Challenge: Each record below should appear again exactly as written.

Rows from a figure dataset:

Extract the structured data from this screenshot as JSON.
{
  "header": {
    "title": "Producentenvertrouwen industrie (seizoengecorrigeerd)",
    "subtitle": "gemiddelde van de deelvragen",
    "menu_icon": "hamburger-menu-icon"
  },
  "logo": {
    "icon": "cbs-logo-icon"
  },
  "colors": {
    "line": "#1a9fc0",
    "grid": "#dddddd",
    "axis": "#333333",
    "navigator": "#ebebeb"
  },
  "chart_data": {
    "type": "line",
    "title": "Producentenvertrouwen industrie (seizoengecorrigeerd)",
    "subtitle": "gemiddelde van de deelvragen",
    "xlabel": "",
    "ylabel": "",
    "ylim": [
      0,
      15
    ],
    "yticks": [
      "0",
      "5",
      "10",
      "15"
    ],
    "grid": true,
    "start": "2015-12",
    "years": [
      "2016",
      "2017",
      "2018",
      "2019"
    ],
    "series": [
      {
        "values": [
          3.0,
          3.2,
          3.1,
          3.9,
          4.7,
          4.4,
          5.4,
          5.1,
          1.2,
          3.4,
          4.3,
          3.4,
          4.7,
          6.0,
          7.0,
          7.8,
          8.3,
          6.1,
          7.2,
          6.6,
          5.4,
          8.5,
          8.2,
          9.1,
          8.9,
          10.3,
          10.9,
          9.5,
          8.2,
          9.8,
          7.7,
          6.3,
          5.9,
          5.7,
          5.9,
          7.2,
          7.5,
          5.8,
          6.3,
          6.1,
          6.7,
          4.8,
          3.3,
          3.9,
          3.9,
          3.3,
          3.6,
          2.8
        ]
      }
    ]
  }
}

Exercise solution:
Extract the structured data from this screenshot as JSON.
{
  "header": {
    "title": "Producentenvertrouwen industrie (seizoengecorrigeerd)",
    "subtitle": "gemiddelde van de deelvragen",
    "menu_icon": "hamburger-menu-icon"
  },
  "logo": {
    "icon": "cbs-logo-icon"
  },
  "colors": {
    "line": "#1a9fc0",
    "grid": "#dddddd",
    "axis": "#333333",
    "navigator": "#ebebeb"
  },
  "chart_data": {
    "type": "line",
    "title": "Producentenvertrouwen industrie (seizoengecorrigeerd)",
    "subtitle": "gemiddelde van de deelvragen",
    "xlabel": "",
    "ylabel": "",
    "ylim": [
      0,
      15
    ],
    "yticks": [
      "0",
      "5",
      "10",
      "15"
    ],
    "grid": true,
    "start": "2015-12",
    "years": [
      "2016",
      "2017",
      "2018",
      "2019"
    ],
    "series": [
      {
        "values": [
          3.0,
          3.2,
          3.1,
          3.9,
          4.7,
          4.4,
          5.4,
          5.1,
          1.2,
          3.4,
          4.3,
          3.4,
          4.7,
          6.0,
          7.0,
          7.8,
          8.3,
          6.1,
          7.2,
          6.6,
          5.4,
          8.5,
          8.2,
          9.1,
          8.9,
          10.3,
          10.9,
          9.5,
          8.2,
          9.8,
          7.7,
          6.3,
          5.9,
          5.7,
          5.9,
          7.2,
          7.5,
          5.8,
          6.3,
          6.1,
          6.7,
          4.8,
          3.3,
          3.9,
          3.9,
          3.3,
          3.6,
          2.8
        ]
      }
    ]
  }
}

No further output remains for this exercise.